— begin Dataset records —

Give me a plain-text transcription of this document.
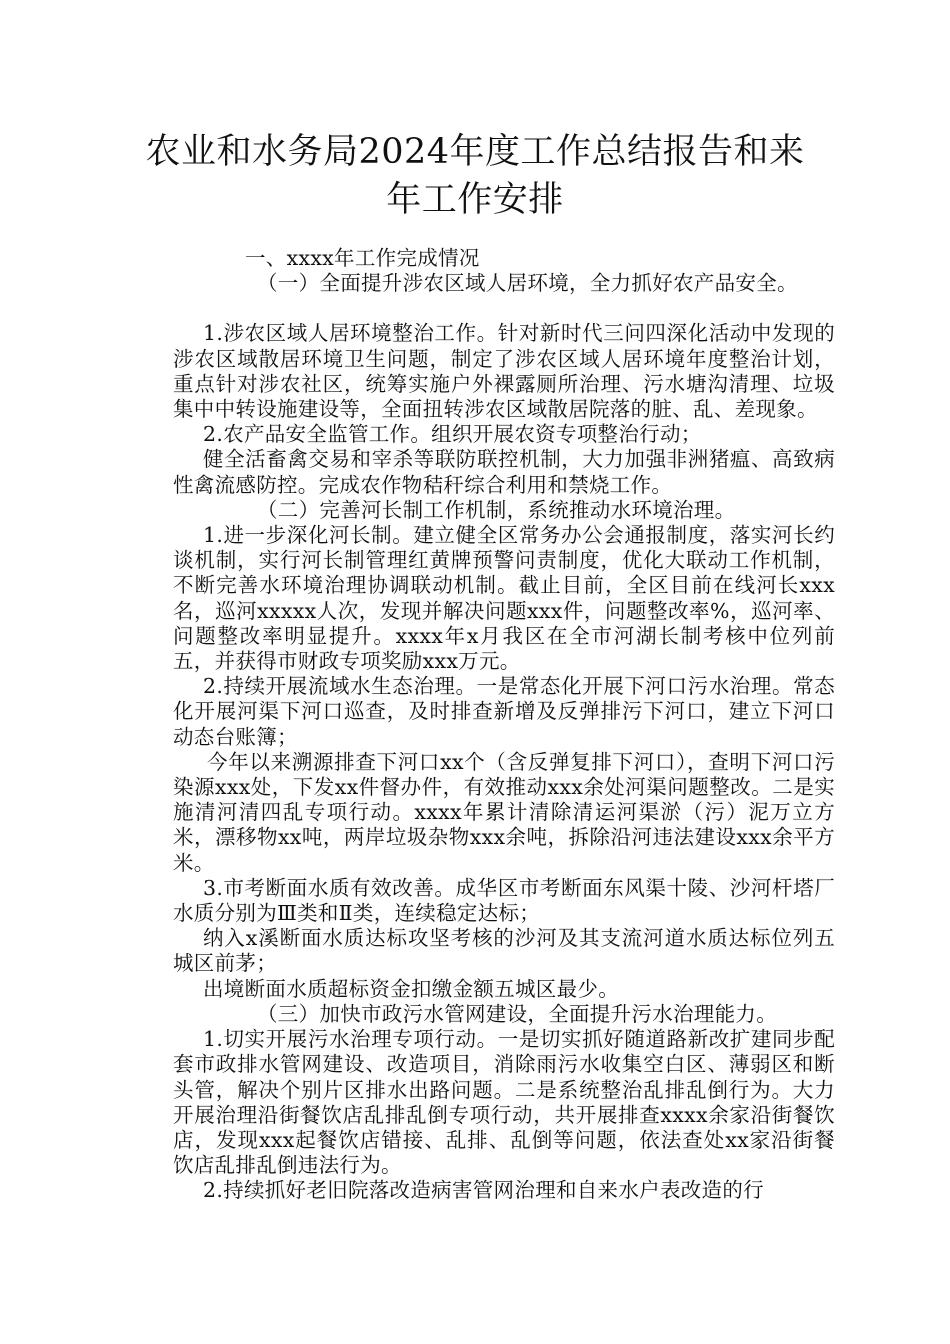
农业和水务局2024年度工作总结报告和来
年工作安排

一、xxxx年工作完成情况

（一）全面提升涉农区域人居环境，全力抓好农产品安全。

1.涉农区域人居环境整治工作。针对新时代三问四深化活动中发现的涉农区域散居环境卫生问题，制定了涉农区域人居环境年度整治计划，重点针对涉农社区，统筹实施户外裸露厕所治理、污水塘沟清理、垃圾集中中转设施建设等，全面扭转涉农区域散居院落的脏、乱、差现象。

2.农产品安全监管工作。组织开展农资专项整治行动；

健全活畜禽交易和宰杀等联防联控机制，大力加强非洲猪瘟、高致病性禽流感防控。完成农作物秸秆综合利用和禁烧工作。

（二）完善河长制工作机制，系统推动水环境治理。

1.进一步深化河长制。建立健全区常务办公会通报制度，落实河长约谈机制，实行河长制管理红黄牌预警问责制度，优化大联动工作机制，不断完善水环境治理协调联动机制。截止目前，全区目前在线河长xxx名，巡河xxxxx人次，发现并解决问题xxx件，问题整改率%，巡河率、问题整改率明显提升。xxxx年x月我区在全市河湖长制考核中位列前五，并获得市财政专项奖励xxx万元。

2.持续开展流域水生态治理。一是常态化开展下河口污水治理。常态化开展河渠下河口巡查，及时排查新增及反弹排污下河口，建立下河口动态台账簿；

今年以来溯源排查下河口xx个（含反弹复排下河口），查明下河口污染源xxx处，下发xx件督办件，有效推动xxx余处河渠问题整改。二是实施清河清四乱专项行动。xxxx年累计清除清运河渠淤（污）泥万立方米，漂移物xx吨，两岸垃圾杂物xxx余吨，拆除沿河违法建设xxx余平方米。

3.市考断面水质有效改善。成华区市考断面东风渠十陵、沙河杆塔厂水质分别为Ⅲ类和Ⅱ类，连续稳定达标；

纳入x溪断面水质达标攻坚考核的沙河及其支流河道水质达标位列五城区前茅；

出境断面水质超标资金扣缴金额五城区最少。

（三）加快市政污水管网建设，全面提升污水治理能力。

1.切实开展污水治理专项行动。一是切实抓好随道路新改扩建同步配套市政排水管网建设、改造项目，消除雨污水收集空白区、薄弱区和断头管，解决个别片区排水出路问题。二是系统整治乱排乱倒行为。大力开展治理沿街餐饮店乱排乱倒专项行动，共开展排查xxxx余家沿街餐饮店，发现xxx起餐饮店错接、乱排、乱倒等问题，依法查处xx家沿街餐饮店乱排乱倒违法行为。

2.持续抓好老旧院落改造病害管网治理和自来水户表改造的行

— end Dataset records —

The request:
Copy every line of the data word for word, omitting the images.

Correct response:
Give me a plain-text transcription of this document.
农业和水务局2024年度工作总结报告和来
年工作安排

一、xxxx年工作完成情况

（一）全面提升涉农区域人居环境，全力抓好农产品安全。

1.涉农区域人居环境整治工作。针对新时代三问四深化活动中发现的涉农区域散居环境卫生问题，制定了涉农区域人居环境年度整治计划，重点针对涉农社区，统筹实施户外裸露厕所治理、污水塘沟清理、垃圾集中中转设施建设等，全面扭转涉农区域散居院落的脏、乱、差现象。

2.农产品安全监管工作。组织开展农资专项整治行动；

健全活畜禽交易和宰杀等联防联控机制，大力加强非洲猪瘟、高致病性禽流感防控。完成农作物秸秆综合利用和禁烧工作。

（二）完善河长制工作机制，系统推动水环境治理。

1.进一步深化河长制。建立健全区常务办公会通报制度，落实河长约谈机制，实行河长制管理红黄牌预警问责制度，优化大联动工作机制，不断完善水环境治理协调联动机制。截止目前，全区目前在线河长xxx名，巡河xxxxx人次，发现并解决问题xxx件，问题整改率%，巡河率、问题整改率明显提升。xxxx年x月我区在全市河湖长制考核中位列前五，并获得市财政专项奖励xxx万元。

2.持续开展流域水生态治理。一是常态化开展下河口污水治理。常态化开展河渠下河口巡查，及时排查新增及反弹排污下河口，建立下河口动态台账簿；

今年以来溯源排查下河口xx个（含反弹复排下河口），查明下河口污染源xxx处，下发xx件督办件，有效推动xxx余处河渠问题整改。二是实施清河清四乱专项行动。xxxx年累计清除清运河渠淤（污）泥万立方米，漂移物xx吨，两岸垃圾杂物xxx余吨，拆除沿河违法建设xxx余平方米。

3.市考断面水质有效改善。成华区市考断面东风渠十陵、沙河杆塔厂水质分别为Ⅲ类和Ⅱ类，连续稳定达标；

纳入x溪断面水质达标攻坚考核的沙河及其支流河道水质达标位列五城区前茅；

出境断面水质超标资金扣缴金额五城区最少。

（三）加快市政污水管网建设，全面提升污水治理能力。

1.切实开展污水治理专项行动。一是切实抓好随道路新改扩建同步配套市政排水管网建设、改造项目，消除雨污水收集空白区、薄弱区和断头管，解决个别片区排水出路问题。二是系统整治乱排乱倒行为。大力开展治理沿街餐饮店乱排乱倒专项行动，共开展排查xxxx余家沿街餐饮店，发现xxx起餐饮店错接、乱排、乱倒等问题，依法查处xx家沿街餐饮店乱排乱倒违法行为。

2.持续抓好老旧院落改造病害管网治理和自来水户表改造的行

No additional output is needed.